▶ _Given instruction_: Output every line below exactly.

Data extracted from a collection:

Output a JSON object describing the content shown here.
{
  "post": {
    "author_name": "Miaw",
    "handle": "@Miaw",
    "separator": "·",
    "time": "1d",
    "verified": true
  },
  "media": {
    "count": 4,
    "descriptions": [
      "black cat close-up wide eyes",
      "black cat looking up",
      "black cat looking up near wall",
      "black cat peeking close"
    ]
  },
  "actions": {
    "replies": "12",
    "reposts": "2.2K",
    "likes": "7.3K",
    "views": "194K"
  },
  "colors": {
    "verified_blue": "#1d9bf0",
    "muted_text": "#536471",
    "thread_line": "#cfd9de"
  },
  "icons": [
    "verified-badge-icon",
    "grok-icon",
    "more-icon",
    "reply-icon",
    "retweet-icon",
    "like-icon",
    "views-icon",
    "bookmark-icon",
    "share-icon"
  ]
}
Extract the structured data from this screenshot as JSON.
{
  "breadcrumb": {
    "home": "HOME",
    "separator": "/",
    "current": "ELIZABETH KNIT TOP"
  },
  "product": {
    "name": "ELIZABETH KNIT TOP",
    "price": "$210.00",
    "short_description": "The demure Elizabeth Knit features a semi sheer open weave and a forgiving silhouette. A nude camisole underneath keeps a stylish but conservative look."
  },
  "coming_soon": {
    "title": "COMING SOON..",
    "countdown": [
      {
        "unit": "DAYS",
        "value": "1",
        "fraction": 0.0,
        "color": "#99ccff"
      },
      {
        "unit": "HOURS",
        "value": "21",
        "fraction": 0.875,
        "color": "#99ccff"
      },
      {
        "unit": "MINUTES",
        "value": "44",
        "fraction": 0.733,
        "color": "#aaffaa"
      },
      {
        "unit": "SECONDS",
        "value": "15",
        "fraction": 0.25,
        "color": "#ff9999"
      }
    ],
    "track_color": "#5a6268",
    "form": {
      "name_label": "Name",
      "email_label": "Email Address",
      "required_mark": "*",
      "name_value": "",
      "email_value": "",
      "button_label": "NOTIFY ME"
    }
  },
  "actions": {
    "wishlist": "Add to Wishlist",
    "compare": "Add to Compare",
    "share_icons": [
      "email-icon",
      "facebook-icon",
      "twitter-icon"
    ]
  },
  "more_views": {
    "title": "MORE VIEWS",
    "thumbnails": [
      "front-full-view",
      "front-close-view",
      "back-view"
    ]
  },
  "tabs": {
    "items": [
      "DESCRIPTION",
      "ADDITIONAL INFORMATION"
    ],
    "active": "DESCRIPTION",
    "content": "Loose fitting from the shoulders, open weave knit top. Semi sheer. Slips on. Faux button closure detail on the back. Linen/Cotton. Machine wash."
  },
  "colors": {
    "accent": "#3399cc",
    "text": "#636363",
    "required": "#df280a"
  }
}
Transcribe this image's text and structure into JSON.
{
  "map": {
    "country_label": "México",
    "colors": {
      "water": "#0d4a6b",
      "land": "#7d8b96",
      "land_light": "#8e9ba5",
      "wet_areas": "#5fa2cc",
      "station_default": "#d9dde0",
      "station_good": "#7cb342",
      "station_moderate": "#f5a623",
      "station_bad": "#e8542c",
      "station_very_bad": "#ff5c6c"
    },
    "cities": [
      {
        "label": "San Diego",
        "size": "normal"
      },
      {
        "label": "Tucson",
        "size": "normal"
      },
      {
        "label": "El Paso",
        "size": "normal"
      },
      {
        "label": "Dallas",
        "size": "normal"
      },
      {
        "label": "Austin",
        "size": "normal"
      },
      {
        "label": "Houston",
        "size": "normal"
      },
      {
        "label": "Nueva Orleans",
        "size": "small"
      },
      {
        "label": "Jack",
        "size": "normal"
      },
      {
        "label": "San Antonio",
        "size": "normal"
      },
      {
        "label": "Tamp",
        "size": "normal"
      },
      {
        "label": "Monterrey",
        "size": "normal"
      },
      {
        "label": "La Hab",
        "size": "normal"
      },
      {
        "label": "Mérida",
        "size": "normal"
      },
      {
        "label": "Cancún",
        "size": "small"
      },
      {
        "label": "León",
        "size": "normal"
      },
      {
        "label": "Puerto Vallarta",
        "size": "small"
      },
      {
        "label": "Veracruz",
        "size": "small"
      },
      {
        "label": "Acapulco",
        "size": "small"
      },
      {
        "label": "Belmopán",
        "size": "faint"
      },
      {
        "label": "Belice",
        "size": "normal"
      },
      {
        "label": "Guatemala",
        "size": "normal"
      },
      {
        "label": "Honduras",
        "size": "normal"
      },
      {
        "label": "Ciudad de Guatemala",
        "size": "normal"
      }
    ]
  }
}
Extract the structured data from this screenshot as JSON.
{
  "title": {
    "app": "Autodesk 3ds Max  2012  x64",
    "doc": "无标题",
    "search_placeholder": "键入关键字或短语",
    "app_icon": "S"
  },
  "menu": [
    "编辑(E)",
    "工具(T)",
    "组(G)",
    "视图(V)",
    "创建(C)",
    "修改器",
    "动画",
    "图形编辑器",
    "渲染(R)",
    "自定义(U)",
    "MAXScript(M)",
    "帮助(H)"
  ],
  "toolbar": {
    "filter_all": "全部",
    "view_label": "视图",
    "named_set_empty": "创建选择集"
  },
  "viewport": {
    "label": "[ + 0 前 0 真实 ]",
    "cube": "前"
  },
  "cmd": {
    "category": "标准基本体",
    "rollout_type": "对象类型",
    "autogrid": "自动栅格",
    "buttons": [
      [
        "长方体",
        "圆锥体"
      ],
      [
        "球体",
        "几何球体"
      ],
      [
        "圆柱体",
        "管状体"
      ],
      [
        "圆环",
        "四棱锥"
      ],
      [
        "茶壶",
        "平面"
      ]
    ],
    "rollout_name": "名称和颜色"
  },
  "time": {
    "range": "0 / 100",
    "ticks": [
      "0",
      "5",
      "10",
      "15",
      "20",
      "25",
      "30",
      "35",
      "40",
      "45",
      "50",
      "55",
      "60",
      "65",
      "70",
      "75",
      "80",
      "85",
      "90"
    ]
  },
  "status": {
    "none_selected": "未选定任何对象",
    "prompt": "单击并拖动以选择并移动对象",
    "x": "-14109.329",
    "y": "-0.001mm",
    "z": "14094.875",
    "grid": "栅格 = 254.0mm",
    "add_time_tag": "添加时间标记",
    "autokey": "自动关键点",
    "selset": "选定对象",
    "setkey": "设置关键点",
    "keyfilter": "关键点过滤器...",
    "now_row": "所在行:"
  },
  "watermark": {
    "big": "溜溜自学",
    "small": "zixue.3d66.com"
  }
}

▶ _Full answer_:
Output a JSON object describing the content shown here.
{
  "post": {
    "author_name": "Miaw",
    "handle": "@Miaw",
    "separator": "·",
    "time": "1d",
    "verified": true
  },
  "media": {
    "count": 4,
    "descriptions": [
      "black cat close-up wide eyes",
      "black cat looking up",
      "black cat looking up near wall",
      "black cat peeking close"
    ]
  },
  "actions": {
    "replies": "12",
    "reposts": "2.2K",
    "likes": "7.3K",
    "views": "194K"
  },
  "colors": {
    "verified_blue": "#1d9bf0",
    "muted_text": "#536471",
    "thread_line": "#cfd9de"
  },
  "icons": [
    "verified-badge-icon",
    "grok-icon",
    "more-icon",
    "reply-icon",
    "retweet-icon",
    "like-icon",
    "views-icon",
    "bookmark-icon",
    "share-icon"
  ]
}
Extract the structured data from this screenshot as JSON.
{
  "breadcrumb": {
    "home": "HOME",
    "separator": "/",
    "current": "ELIZABETH KNIT TOP"
  },
  "product": {
    "name": "ELIZABETH KNIT TOP",
    "price": "$210.00",
    "short_description": "The demure Elizabeth Knit features a semi sheer open weave and a forgiving silhouette. A nude camisole underneath keeps a stylish but conservative look."
  },
  "coming_soon": {
    "title": "COMING SOON..",
    "countdown": [
      {
        "unit": "DAYS",
        "value": "1",
        "fraction": 0.0,
        "color": "#99ccff"
      },
      {
        "unit": "HOURS",
        "value": "21",
        "fraction": 0.875,
        "color": "#99ccff"
      },
      {
        "unit": "MINUTES",
        "value": "44",
        "fraction": 0.733,
        "color": "#aaffaa"
      },
      {
        "unit": "SECONDS",
        "value": "15",
        "fraction": 0.25,
        "color": "#ff9999"
      }
    ],
    "track_color": "#5a6268",
    "form": {
      "name_label": "Name",
      "email_label": "Email Address",
      "required_mark": "*",
      "name_value": "",
      "email_value": "",
      "button_label": "NOTIFY ME"
    }
  },
  "actions": {
    "wishlist": "Add to Wishlist",
    "compare": "Add to Compare",
    "share_icons": [
      "email-icon",
      "facebook-icon",
      "twitter-icon"
    ]
  },
  "more_views": {
    "title": "MORE VIEWS",
    "thumbnails": [
      "front-full-view",
      "front-close-view",
      "back-view"
    ]
  },
  "tabs": {
    "items": [
      "DESCRIPTION",
      "ADDITIONAL INFORMATION"
    ],
    "active": "DESCRIPTION",
    "content": "Loose fitting from the shoulders, open weave knit top. Semi sheer. Slips on. Faux button closure detail on the back. Linen/Cotton. Machine wash."
  },
  "colors": {
    "accent": "#3399cc",
    "text": "#636363",
    "required": "#df280a"
  }
}
Transcribe this image's text and structure into JSON.
{
  "map": {
    "country_label": "México",
    "colors": {
      "water": "#0d4a6b",
      "land": "#7d8b96",
      "land_light": "#8e9ba5",
      "wet_areas": "#5fa2cc",
      "station_default": "#d9dde0",
      "station_good": "#7cb342",
      "station_moderate": "#f5a623",
      "station_bad": "#e8542c",
      "station_very_bad": "#ff5c6c"
    },
    "cities": [
      {
        "label": "San Diego",
        "size": "normal"
      },
      {
        "label": "Tucson",
        "size": "normal"
      },
      {
        "label": "El Paso",
        "size": "normal"
      },
      {
        "label": "Dallas",
        "size": "normal"
      },
      {
        "label": "Austin",
        "size": "normal"
      },
      {
        "label": "Houston",
        "size": "normal"
      },
      {
        "label": "Nueva Orleans",
        "size": "small"
      },
      {
        "label": "Jack",
        "size": "normal"
      },
      {
        "label": "San Antonio",
        "size": "normal"
      },
      {
        "label": "Tamp",
        "size": "normal"
      },
      {
        "label": "Monterrey",
        "size": "normal"
      },
      {
        "label": "La Hab",
        "size": "normal"
      },
      {
        "label": "Mérida",
        "size": "normal"
      },
      {
        "label": "Cancún",
        "size": "small"
      },
      {
        "label": "León",
        "size": "normal"
      },
      {
        "label": "Puerto Vallarta",
        "size": "small"
      },
      {
        "label": "Veracruz",
        "size": "small"
      },
      {
        "label": "Acapulco",
        "size": "small"
      },
      {
        "label": "Belmopán",
        "size": "faint"
      },
      {
        "label": "Belice",
        "size": "normal"
      },
      {
        "label": "Guatemala",
        "size": "normal"
      },
      {
        "label": "Honduras",
        "size": "normal"
      },
      {
        "label": "Ciudad de Guatemala",
        "size": "normal"
      }
    ]
  }
}
Extract the structured data from this screenshot as JSON.
{
  "title": {
    "app": "Autodesk 3ds Max  2012  x64",
    "doc": "无标题",
    "search_placeholder": "键入关键字或短语",
    "app_icon": "S"
  },
  "menu": [
    "编辑(E)",
    "工具(T)",
    "组(G)",
    "视图(V)",
    "创建(C)",
    "修改器",
    "动画",
    "图形编辑器",
    "渲染(R)",
    "自定义(U)",
    "MAXScript(M)",
    "帮助(H)"
  ],
  "toolbar": {
    "filter_all": "全部",
    "view_label": "视图",
    "named_set_empty": "创建选择集"
  },
  "viewport": {
    "label": "[ + 0 前 0 真实 ]",
    "cube": "前"
  },
  "cmd": {
    "category": "标准基本体",
    "rollout_type": "对象类型",
    "autogrid": "自动栅格",
    "buttons": [
      [
        "长方体",
        "圆锥体"
      ],
      [
        "球体",
        "几何球体"
      ],
      [
        "圆柱体",
        "管状体"
      ],
      [
        "圆环",
        "四棱锥"
      ],
      [
        "茶壶",
        "平面"
      ]
    ],
    "rollout_name": "名称和颜色"
  },
  "time": {
    "range": "0 / 100",
    "ticks": [
      "0",
      "5",
      "10",
      "15",
      "20",
      "25",
      "30",
      "35",
      "40",
      "45",
      "50",
      "55",
      "60",
      "65",
      "70",
      "75",
      "80",
      "85",
      "90"
    ]
  },
  "status": {
    "none_selected": "未选定任何对象",
    "prompt": "单击并拖动以选择并移动对象",
    "x": "-14109.329",
    "y": "-0.001mm",
    "z": "14094.875",
    "grid": "栅格 = 254.0mm",
    "add_time_tag": "添加时间标记",
    "autokey": "自动关键点",
    "selset": "选定对象",
    "setkey": "设置关键点",
    "keyfilter": "关键点过滤器...",
    "now_row": "所在行:"
  },
  "watermark": {
    "big": "溜溜自学",
    "small": "zixue.3d66.com"
  }
}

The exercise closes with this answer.